- [Set task] Please update the records below by replacing "cross-sectional view" with "sectional view" and leaving everything else unchanged. Leave the pictures out of your answer.
++++ Input for this task
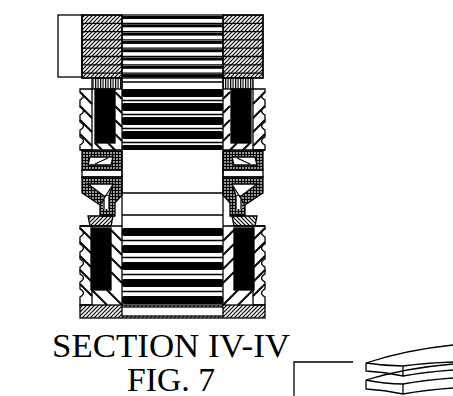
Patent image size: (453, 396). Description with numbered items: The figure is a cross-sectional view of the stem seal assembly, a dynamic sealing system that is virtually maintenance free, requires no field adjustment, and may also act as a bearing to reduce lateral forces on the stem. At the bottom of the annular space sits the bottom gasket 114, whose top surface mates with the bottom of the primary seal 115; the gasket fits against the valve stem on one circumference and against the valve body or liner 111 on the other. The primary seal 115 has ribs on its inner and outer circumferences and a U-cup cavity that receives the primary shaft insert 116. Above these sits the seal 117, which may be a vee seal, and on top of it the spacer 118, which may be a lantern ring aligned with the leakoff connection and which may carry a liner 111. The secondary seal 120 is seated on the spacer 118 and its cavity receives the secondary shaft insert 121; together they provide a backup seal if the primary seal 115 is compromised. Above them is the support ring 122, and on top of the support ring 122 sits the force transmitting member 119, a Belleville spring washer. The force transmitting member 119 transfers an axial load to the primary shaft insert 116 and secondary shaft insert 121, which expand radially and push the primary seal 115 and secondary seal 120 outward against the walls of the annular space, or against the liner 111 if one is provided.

The liner 111 is at (265, 157).
The bottom gasket 114 is at (262, 312).
The primary seal 115 is at (262, 275).
The primary shaft insert 116 is at (262, 237).
The seal 117 is at (263, 222).
The spacer 118 is at (263, 193).
The force transmitting member 119 is at (58, 46).
The secondary seal 120 is at (260, 148).
The secondary shaft insert 121 is at (245, 115).
The support ring 122 is at (244, 77).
++++++++
- [Correct response]
Patent image size: (453, 396). Description with numbered items: The figure is a sectional view of the stem seal assembly, a dynamic sealing system that is virtually maintenance free, requires no field adjustment, and may also act as a bearing to reduce lateral forces on the stem. At the bottom of the annular space sits the bottom gasket 114, whose top surface mates with the bottom of the primary seal 115; the gasket fits against the valve stem on one circumference and against the valve body or liner 111 on the other. The primary seal 115 has ribs on its inner and outer circumferences and a U-cup cavity that receives the primary shaft insert 116. Above these sits the seal 117, which may be a vee seal, and on top of it the spacer 118, which may be a lantern ring aligned with the leakoff connection and which may carry a liner 111. The secondary seal 120 is seated on the spacer 118 and its cavity receives the secondary shaft insert 121; together they provide a backup seal if the primary seal 115 is compromised. Above them is the support ring 122, and on top of the support ring 122 sits the force transmitting member 119, a Belleville spring washer. The force transmitting member 119 transfers an axial load to the primary shaft insert 116 and secondary shaft insert 121, which expand radially and push the primary seal 115 and secondary seal 120 outward against the walls of the annular space, or against the liner 111 if one is provided.

The liner 111 is at (265, 157).
The bottom gasket 114 is at (262, 312).
The primary seal 115 is at (262, 275).
The primary shaft insert 116 is at (262, 237).
The seal 117 is at (263, 222).
The spacer 118 is at (263, 193).
The force transmitting member 119 is at (58, 46).
The secondary seal 120 is at (260, 148).
The secondary shaft insert 121 is at (245, 115).
The support ring 122 is at (244, 77).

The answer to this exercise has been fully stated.